▶

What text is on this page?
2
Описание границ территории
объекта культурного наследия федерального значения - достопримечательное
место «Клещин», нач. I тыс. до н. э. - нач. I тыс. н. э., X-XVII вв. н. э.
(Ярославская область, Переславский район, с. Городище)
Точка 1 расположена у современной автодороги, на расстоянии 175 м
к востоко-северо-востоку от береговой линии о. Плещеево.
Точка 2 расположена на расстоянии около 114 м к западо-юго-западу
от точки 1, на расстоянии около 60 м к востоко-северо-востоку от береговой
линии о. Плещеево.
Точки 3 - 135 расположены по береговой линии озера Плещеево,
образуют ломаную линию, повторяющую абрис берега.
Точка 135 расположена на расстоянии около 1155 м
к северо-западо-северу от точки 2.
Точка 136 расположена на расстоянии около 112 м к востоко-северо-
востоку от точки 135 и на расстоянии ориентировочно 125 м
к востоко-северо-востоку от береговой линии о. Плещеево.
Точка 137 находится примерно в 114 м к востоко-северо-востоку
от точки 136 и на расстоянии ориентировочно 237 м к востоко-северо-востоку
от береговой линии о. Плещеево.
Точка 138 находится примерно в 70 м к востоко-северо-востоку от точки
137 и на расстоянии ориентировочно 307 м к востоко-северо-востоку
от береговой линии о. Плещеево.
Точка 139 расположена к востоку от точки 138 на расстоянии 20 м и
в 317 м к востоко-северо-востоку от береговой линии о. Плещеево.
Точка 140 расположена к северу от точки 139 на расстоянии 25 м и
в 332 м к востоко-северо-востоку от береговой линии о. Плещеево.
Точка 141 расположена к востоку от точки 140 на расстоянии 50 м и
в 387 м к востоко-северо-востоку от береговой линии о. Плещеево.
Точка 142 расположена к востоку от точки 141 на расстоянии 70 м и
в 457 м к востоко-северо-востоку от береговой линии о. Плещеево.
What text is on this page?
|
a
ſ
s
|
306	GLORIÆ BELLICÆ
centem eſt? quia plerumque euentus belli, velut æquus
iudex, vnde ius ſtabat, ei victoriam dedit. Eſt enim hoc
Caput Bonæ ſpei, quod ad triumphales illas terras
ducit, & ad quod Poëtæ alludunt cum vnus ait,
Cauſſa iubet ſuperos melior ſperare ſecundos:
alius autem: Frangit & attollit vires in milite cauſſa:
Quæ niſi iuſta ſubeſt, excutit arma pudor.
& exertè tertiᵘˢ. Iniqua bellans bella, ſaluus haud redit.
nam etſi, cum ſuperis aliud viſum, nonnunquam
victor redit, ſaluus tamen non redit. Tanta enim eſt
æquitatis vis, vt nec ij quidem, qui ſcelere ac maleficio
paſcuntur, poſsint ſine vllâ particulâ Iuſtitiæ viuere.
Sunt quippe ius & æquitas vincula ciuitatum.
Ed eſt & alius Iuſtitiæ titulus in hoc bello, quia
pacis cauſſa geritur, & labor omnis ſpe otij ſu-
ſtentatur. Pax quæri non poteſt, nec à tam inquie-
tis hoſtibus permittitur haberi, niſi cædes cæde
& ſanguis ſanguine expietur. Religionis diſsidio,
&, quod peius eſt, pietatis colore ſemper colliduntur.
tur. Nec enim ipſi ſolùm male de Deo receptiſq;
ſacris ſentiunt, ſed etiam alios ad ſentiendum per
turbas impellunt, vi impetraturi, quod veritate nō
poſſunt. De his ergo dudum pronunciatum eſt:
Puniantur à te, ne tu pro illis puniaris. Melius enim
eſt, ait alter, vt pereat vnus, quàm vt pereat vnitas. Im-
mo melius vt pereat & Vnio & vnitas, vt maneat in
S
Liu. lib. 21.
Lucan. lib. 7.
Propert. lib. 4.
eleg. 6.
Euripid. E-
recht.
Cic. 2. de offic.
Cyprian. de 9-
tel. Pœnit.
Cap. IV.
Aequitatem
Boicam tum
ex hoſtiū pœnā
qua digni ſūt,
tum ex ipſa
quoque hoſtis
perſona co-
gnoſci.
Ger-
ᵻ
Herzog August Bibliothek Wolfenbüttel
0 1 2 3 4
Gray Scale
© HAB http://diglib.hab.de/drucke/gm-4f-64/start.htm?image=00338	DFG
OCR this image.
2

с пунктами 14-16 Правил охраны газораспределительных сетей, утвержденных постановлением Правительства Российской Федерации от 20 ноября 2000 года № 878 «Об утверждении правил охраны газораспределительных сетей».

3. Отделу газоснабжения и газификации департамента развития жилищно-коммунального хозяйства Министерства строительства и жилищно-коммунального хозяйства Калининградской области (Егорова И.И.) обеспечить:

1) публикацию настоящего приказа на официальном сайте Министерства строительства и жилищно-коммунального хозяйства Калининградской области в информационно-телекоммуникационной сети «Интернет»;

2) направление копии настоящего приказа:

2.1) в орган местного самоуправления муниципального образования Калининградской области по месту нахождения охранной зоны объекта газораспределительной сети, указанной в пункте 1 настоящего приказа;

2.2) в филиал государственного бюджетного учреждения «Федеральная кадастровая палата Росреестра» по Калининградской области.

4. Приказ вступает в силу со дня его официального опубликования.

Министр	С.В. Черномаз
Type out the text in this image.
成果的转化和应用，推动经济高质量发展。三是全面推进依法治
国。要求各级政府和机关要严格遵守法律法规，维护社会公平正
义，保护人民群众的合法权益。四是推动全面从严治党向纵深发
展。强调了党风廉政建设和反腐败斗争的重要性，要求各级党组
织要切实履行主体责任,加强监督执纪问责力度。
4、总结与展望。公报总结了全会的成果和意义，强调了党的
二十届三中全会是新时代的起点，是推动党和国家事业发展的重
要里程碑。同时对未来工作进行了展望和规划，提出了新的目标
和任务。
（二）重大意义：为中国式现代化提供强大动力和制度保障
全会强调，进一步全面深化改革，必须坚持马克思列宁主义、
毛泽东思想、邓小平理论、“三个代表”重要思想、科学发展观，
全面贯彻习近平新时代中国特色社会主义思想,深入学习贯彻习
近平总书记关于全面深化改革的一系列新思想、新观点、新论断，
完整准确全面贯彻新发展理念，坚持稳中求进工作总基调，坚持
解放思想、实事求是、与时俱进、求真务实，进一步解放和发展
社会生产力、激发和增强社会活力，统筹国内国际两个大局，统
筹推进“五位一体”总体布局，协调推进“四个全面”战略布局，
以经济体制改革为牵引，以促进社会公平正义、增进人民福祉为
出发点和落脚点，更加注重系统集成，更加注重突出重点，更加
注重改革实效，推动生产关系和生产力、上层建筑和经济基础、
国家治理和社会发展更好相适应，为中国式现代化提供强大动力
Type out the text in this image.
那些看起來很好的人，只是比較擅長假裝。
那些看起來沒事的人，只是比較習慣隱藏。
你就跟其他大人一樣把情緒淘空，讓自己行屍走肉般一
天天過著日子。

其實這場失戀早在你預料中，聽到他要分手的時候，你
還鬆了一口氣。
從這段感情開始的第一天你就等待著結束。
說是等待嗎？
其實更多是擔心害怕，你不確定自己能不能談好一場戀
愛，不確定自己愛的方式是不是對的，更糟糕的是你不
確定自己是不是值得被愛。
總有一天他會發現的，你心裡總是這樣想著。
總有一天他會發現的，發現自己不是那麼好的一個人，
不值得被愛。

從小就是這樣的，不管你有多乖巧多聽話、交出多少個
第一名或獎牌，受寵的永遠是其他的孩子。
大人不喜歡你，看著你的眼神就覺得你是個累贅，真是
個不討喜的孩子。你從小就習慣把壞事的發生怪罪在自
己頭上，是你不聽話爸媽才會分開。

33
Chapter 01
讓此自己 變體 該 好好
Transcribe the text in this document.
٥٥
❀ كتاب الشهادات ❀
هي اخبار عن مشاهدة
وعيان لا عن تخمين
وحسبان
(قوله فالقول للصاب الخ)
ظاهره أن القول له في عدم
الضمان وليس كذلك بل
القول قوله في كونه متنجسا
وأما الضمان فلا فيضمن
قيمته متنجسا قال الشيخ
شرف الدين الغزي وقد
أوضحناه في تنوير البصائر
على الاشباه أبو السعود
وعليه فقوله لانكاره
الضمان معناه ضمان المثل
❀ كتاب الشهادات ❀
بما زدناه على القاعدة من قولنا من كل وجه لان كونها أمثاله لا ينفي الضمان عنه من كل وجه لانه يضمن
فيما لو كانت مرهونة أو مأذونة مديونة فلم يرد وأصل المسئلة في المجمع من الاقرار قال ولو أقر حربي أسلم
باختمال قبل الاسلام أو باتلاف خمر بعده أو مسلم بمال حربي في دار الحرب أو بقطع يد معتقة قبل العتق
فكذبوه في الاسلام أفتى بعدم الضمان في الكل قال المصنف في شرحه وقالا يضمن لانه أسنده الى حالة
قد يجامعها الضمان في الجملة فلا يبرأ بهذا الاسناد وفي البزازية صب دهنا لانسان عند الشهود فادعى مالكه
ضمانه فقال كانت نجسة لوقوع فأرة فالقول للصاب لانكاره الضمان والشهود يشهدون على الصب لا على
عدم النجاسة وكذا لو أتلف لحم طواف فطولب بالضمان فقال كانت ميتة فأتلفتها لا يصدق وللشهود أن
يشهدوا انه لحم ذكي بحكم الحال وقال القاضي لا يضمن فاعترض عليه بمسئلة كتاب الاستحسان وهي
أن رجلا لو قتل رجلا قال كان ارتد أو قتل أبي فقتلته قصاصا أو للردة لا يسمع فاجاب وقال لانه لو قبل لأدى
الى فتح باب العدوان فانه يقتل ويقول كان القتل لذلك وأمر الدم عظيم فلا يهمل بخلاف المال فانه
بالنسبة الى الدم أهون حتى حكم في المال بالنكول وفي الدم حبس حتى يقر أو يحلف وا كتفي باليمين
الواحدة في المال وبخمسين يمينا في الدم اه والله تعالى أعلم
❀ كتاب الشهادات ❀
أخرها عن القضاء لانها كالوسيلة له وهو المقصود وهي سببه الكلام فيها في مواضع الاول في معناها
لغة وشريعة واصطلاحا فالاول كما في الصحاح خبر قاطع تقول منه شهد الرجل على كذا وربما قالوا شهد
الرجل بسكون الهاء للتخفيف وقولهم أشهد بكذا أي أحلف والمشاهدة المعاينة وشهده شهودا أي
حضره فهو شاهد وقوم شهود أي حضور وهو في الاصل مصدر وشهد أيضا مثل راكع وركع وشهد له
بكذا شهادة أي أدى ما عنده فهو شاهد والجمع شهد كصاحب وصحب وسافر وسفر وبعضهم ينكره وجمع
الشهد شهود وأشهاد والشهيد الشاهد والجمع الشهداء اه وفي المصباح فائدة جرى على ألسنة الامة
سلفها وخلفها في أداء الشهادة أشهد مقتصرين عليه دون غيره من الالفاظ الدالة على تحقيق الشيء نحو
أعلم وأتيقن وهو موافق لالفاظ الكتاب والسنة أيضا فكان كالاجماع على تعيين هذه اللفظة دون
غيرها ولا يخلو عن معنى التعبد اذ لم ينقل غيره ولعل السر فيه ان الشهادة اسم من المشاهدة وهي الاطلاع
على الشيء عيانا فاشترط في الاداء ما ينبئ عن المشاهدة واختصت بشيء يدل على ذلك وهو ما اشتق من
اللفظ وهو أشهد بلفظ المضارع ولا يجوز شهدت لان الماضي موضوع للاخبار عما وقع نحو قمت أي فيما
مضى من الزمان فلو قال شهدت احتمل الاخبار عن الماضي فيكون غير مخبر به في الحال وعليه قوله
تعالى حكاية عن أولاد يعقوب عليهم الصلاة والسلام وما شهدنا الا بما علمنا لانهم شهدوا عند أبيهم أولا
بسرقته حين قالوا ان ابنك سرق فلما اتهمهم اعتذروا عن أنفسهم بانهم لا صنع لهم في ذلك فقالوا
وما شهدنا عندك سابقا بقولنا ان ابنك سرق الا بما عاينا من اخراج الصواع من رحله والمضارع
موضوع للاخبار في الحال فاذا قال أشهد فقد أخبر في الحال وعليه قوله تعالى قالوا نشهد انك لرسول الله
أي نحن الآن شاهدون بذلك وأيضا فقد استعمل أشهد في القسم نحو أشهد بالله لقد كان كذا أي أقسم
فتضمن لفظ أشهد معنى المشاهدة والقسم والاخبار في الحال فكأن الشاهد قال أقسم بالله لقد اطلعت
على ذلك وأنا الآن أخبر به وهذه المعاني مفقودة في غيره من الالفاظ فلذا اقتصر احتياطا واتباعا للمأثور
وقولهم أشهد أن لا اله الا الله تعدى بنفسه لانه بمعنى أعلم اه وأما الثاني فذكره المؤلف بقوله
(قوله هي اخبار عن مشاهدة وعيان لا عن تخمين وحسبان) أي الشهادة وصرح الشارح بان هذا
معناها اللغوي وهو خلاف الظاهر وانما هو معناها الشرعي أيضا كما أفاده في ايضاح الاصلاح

◀

* _What you will do_
Identify the lines in the entries that hold "وعيان" and return each one.

* _Problem solution_
وعيان لا عن تخمين
(قوله هي اخبار عن مشاهدة وعيان لا عن تخمين وحسبان) أي الشهادة وصرح الشارح بان هذا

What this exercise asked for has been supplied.